Exercise requirements: In the entries below, find the lines that contain the word "HYDRAULIC" and copy them.
+===+
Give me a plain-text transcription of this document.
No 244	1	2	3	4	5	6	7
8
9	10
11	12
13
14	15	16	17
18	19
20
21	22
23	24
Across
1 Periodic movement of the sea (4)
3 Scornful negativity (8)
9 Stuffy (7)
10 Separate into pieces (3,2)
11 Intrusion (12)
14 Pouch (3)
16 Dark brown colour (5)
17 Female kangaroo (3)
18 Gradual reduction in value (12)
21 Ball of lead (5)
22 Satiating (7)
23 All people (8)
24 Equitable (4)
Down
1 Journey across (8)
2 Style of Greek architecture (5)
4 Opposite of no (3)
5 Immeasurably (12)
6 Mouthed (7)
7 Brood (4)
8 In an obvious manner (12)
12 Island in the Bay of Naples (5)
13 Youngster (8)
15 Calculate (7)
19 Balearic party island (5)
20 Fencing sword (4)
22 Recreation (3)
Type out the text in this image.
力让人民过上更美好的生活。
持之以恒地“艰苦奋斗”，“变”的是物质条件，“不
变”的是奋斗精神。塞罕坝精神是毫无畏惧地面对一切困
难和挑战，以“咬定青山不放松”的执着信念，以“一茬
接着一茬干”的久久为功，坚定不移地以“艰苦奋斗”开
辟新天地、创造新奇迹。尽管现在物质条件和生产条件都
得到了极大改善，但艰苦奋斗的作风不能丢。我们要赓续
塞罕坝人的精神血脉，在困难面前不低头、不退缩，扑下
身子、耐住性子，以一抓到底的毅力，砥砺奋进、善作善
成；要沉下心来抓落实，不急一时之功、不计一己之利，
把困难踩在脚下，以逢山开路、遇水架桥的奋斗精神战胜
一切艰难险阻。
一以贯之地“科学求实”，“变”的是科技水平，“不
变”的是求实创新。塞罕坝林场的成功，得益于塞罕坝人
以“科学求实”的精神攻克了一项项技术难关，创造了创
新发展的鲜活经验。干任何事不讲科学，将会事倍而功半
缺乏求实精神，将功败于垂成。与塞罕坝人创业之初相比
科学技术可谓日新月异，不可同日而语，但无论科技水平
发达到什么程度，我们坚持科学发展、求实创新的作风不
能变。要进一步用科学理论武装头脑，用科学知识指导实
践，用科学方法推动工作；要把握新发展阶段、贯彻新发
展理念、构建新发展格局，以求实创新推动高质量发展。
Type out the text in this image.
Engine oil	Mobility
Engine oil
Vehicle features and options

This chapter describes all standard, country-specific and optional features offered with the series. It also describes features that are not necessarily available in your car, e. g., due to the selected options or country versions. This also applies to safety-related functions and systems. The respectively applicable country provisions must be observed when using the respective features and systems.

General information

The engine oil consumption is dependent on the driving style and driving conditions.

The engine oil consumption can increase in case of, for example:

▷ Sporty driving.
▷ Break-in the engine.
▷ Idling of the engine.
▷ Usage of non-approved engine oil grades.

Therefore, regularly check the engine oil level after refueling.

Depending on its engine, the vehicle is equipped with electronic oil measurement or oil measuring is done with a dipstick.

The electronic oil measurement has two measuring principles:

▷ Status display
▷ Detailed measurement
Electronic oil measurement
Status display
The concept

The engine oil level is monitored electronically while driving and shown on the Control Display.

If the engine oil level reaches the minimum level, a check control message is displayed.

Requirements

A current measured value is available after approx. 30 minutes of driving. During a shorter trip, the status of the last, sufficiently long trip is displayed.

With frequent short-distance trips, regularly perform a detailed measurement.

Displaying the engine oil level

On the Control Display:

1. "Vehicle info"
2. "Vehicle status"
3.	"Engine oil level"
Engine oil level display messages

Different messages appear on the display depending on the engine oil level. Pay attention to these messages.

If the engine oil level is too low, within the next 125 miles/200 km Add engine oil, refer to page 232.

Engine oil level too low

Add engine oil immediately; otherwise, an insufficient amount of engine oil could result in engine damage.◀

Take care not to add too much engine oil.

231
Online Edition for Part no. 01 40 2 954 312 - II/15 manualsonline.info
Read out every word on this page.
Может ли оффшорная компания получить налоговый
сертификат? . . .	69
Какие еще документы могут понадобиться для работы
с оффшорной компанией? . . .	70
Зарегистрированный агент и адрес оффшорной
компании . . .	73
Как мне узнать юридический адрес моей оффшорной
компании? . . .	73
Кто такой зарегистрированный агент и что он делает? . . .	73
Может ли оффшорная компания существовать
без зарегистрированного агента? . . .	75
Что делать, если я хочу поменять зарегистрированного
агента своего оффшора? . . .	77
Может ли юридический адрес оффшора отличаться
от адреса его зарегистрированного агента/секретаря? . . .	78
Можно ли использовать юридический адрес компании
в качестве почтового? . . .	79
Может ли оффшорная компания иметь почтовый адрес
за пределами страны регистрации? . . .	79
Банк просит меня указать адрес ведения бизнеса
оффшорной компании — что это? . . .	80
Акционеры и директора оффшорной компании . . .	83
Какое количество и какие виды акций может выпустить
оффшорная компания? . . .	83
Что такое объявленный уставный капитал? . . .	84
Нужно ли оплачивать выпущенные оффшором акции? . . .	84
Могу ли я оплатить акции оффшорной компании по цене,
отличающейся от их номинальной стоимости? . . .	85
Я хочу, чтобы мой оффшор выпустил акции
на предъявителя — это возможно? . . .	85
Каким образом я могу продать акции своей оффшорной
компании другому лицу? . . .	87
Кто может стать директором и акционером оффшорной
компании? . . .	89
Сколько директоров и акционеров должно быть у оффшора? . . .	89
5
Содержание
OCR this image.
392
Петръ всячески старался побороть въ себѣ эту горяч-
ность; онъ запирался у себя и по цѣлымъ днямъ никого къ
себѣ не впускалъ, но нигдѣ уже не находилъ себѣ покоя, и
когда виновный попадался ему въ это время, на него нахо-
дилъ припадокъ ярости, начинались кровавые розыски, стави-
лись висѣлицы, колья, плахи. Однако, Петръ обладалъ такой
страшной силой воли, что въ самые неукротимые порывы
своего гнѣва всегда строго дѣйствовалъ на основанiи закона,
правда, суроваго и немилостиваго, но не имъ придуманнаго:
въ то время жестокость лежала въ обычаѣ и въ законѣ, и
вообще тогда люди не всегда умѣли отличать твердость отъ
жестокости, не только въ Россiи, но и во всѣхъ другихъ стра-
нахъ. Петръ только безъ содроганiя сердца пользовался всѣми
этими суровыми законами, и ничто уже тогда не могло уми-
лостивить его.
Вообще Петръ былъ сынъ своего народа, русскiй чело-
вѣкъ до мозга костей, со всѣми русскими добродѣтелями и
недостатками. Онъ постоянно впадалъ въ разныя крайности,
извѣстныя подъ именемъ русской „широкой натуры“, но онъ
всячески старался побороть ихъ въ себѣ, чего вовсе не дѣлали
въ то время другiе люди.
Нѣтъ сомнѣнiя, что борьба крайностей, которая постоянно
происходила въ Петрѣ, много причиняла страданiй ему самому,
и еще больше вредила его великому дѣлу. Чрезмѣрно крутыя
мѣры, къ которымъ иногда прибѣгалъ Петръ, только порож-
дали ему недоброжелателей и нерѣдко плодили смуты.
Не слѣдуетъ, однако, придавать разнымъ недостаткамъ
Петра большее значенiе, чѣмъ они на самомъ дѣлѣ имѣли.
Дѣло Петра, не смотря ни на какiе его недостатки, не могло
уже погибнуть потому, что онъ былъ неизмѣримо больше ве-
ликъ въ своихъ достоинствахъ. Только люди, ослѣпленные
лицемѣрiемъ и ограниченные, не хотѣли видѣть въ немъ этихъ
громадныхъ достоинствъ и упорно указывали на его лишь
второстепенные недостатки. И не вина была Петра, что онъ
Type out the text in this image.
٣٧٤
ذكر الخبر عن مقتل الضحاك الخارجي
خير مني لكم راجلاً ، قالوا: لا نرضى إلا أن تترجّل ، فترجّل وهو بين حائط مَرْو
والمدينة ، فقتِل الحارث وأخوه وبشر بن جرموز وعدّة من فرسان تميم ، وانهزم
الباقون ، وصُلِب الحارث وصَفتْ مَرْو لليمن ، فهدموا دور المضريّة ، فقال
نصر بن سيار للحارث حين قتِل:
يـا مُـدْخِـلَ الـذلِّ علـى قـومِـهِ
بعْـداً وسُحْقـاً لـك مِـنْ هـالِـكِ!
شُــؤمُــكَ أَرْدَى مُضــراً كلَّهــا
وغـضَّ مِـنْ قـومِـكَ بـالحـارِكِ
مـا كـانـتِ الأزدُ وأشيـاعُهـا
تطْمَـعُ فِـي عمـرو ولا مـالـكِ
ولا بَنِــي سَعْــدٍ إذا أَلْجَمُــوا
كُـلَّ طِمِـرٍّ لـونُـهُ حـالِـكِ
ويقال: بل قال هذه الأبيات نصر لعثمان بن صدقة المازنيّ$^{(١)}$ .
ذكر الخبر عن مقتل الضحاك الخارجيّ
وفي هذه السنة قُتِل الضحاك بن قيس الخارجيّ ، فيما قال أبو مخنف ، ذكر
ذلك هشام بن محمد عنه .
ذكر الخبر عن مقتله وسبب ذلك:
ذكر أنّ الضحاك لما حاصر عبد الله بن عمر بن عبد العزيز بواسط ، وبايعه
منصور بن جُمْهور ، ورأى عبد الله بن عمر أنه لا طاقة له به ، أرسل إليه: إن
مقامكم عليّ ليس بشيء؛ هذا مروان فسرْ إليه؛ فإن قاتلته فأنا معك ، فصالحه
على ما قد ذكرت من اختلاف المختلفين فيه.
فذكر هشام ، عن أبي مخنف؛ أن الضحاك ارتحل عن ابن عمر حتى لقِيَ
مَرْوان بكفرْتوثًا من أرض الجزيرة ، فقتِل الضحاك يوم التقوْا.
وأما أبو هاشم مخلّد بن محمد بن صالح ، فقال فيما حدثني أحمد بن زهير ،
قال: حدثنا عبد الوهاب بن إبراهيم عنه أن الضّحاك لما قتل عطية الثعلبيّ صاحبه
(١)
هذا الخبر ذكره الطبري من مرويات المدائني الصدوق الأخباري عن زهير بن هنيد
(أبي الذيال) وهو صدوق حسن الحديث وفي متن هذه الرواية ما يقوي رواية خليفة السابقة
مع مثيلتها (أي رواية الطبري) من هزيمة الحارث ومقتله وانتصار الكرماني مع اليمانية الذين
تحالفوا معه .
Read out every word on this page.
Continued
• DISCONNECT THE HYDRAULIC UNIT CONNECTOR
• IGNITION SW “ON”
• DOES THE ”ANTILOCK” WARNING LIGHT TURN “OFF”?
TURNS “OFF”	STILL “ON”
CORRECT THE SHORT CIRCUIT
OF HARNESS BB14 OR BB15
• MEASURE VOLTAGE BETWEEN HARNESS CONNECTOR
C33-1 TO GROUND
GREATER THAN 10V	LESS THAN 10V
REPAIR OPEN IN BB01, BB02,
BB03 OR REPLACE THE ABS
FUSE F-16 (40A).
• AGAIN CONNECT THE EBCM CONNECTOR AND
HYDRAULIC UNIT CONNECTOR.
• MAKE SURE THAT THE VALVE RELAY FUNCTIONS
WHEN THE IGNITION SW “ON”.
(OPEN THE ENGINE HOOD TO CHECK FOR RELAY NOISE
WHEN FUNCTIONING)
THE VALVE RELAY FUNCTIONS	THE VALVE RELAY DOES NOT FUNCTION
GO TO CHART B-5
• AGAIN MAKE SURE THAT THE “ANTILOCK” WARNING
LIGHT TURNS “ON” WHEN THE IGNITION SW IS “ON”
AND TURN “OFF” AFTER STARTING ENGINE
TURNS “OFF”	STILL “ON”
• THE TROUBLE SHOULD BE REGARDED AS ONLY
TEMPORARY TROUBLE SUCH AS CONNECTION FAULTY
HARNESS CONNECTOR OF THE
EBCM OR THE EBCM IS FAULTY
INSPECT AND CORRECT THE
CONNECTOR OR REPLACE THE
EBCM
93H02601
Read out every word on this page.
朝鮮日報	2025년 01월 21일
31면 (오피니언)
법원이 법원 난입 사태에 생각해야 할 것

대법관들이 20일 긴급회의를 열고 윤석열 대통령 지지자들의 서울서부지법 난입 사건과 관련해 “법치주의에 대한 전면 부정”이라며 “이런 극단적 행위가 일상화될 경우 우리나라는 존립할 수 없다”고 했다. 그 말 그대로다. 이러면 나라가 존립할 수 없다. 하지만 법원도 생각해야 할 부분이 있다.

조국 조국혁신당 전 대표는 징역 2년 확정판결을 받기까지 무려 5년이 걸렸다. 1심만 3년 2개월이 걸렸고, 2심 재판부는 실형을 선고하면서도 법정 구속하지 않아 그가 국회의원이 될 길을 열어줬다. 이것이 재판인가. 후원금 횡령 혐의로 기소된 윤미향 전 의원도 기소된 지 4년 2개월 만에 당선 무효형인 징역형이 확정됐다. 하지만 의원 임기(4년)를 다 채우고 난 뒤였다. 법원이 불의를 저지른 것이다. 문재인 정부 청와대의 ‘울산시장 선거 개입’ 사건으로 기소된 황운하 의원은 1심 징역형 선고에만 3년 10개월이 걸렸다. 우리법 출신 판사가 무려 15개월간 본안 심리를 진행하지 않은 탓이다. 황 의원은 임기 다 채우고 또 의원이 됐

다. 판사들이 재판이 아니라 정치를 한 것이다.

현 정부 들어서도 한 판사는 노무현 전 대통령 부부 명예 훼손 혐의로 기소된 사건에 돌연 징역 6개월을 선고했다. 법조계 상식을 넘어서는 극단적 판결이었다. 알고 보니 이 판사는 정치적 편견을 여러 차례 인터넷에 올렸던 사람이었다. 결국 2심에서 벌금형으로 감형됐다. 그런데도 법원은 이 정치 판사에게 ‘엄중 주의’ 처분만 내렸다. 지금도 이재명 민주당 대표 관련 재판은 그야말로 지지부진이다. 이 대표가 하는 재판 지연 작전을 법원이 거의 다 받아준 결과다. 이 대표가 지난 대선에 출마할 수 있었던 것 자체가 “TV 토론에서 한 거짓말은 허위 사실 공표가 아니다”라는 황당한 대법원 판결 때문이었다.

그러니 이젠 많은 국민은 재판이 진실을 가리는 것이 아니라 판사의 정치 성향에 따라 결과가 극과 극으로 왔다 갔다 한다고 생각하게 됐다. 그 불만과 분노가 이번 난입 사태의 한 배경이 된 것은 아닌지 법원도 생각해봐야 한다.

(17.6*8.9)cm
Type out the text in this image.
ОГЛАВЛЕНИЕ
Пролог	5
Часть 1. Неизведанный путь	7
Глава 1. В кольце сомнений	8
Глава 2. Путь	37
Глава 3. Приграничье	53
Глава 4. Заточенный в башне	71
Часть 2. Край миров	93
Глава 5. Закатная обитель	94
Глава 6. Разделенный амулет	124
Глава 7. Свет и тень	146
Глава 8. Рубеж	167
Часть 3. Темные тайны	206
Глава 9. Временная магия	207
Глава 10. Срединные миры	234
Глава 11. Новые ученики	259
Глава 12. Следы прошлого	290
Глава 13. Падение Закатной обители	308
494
+===+
Written response:
• DISCONNECT THE HYDRAULIC UNIT CONNECTOR
HYDRAULIC UNIT CONNECTOR.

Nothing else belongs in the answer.